GIVEN TASK: Where does the string "name" appear? Copy every line of the entries below that holds it.

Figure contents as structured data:
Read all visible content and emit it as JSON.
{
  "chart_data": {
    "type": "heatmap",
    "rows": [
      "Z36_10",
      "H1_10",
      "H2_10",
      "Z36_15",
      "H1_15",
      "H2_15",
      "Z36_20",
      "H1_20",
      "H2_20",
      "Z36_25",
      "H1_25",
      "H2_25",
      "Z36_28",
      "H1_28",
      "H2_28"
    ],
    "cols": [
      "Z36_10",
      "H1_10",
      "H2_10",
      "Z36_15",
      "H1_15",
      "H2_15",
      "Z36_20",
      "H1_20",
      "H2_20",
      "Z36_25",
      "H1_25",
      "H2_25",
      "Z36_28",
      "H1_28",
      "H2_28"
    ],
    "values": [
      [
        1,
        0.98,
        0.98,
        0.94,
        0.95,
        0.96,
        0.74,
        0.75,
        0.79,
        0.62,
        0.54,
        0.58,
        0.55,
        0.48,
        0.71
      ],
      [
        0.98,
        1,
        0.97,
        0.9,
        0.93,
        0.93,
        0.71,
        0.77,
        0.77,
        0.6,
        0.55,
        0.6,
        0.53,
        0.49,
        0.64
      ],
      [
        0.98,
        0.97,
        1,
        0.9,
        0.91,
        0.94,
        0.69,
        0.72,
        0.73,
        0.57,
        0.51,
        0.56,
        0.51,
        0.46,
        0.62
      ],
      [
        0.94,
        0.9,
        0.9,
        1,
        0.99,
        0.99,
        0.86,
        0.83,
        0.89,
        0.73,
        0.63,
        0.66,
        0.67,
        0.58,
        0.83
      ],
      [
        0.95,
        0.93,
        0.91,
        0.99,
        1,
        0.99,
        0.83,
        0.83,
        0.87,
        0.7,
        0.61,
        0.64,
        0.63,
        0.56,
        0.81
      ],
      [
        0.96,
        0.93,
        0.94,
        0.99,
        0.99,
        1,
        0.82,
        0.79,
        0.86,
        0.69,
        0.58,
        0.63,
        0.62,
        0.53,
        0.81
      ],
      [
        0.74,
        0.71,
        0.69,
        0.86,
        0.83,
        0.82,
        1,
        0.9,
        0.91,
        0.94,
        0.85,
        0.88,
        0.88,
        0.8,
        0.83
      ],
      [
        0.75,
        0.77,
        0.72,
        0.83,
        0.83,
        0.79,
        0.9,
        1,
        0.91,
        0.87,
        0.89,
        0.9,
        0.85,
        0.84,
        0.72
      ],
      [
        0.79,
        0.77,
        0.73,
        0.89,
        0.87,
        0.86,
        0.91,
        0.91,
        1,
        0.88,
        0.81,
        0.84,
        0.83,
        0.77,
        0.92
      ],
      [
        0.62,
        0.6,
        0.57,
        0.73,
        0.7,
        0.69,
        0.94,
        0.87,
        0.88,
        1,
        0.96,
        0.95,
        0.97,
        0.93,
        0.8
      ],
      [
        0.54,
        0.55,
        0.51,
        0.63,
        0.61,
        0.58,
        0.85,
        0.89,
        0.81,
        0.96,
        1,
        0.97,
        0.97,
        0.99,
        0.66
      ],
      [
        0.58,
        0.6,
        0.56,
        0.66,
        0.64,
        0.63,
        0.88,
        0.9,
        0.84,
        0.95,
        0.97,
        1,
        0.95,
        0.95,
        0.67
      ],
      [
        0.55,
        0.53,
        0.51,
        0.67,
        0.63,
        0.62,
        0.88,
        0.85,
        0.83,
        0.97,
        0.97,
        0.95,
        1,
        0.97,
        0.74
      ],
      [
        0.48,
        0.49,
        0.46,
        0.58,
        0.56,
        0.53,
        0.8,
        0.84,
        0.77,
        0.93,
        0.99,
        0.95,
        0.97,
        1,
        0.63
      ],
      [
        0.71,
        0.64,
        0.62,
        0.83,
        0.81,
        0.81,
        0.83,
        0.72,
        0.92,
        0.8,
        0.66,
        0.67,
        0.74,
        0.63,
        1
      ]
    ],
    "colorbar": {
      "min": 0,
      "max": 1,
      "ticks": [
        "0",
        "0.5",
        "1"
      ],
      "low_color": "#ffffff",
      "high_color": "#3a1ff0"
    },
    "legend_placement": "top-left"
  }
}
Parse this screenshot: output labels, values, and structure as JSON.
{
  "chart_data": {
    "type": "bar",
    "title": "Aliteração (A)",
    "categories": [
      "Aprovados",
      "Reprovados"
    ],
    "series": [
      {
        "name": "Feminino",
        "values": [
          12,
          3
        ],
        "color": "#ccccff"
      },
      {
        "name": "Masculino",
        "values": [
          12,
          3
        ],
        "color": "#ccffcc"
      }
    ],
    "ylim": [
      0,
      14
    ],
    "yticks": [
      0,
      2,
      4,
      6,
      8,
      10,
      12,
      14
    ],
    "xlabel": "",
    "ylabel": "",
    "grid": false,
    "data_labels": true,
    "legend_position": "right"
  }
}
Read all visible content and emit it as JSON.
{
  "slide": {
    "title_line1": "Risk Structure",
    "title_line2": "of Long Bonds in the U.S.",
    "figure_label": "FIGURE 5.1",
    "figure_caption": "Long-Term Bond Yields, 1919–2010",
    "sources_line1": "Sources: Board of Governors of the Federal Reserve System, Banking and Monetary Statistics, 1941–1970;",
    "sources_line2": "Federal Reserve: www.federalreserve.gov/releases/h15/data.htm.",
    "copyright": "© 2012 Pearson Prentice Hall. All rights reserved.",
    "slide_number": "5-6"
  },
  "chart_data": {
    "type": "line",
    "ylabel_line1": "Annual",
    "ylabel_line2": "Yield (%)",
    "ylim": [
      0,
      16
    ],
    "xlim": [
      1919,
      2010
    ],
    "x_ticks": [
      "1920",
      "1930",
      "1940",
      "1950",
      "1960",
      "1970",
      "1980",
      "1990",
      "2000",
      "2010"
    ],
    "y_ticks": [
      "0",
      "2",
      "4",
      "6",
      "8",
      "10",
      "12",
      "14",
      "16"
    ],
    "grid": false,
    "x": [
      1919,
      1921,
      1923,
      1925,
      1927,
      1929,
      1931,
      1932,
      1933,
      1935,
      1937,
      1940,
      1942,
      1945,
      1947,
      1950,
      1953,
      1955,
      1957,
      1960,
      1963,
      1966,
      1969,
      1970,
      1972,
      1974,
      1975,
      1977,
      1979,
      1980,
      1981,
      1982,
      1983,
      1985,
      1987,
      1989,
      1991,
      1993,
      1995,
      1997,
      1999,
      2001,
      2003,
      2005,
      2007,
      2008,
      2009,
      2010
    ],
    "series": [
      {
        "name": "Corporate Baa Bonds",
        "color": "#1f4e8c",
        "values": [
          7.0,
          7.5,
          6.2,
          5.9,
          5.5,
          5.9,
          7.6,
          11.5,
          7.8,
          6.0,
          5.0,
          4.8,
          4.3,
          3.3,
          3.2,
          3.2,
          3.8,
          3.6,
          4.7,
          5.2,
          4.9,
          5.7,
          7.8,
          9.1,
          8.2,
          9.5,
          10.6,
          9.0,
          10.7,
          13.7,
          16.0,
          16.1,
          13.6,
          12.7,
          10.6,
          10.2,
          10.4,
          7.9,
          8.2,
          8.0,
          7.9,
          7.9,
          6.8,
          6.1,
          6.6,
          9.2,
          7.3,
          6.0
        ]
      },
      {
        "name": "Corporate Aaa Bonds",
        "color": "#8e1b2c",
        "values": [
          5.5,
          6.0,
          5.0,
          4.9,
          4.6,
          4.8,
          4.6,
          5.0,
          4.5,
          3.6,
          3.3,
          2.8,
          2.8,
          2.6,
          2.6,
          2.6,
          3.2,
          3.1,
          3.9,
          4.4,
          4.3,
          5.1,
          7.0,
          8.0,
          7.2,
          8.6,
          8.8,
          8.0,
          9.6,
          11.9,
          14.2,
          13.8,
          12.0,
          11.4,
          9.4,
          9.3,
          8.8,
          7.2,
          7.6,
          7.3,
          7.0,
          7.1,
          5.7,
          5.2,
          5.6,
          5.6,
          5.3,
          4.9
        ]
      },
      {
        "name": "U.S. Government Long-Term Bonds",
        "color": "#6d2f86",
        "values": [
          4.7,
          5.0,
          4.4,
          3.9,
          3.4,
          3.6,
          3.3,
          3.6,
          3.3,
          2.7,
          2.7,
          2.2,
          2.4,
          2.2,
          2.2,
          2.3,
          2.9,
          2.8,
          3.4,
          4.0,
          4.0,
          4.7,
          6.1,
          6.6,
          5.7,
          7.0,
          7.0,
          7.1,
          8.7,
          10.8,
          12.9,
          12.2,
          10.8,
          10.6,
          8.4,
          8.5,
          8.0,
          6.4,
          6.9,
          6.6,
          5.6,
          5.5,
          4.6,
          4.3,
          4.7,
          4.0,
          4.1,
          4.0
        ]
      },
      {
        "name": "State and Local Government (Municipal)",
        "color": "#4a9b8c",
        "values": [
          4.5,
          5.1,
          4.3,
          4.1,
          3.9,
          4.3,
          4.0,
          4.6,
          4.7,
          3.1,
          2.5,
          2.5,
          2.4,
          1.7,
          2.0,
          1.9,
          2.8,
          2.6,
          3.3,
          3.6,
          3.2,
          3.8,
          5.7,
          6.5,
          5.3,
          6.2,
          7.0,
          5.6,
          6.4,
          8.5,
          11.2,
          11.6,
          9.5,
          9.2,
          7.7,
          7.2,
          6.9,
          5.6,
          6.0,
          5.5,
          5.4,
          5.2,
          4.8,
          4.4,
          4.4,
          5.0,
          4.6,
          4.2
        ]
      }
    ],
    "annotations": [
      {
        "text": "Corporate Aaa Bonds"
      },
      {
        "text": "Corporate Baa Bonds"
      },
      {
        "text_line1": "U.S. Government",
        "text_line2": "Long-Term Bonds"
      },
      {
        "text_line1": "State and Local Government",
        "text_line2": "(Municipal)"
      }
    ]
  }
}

ANSWER TO THIS PROBLEM:
        "name": "Feminino",
        "name": "Masculino",
        "name": "Corporate Baa Bonds",
        "name": "Corporate Aaa Bonds",
        "name": "U.S. Government Long-Term Bonds",
        "name": "State and Local Government (Municipal)",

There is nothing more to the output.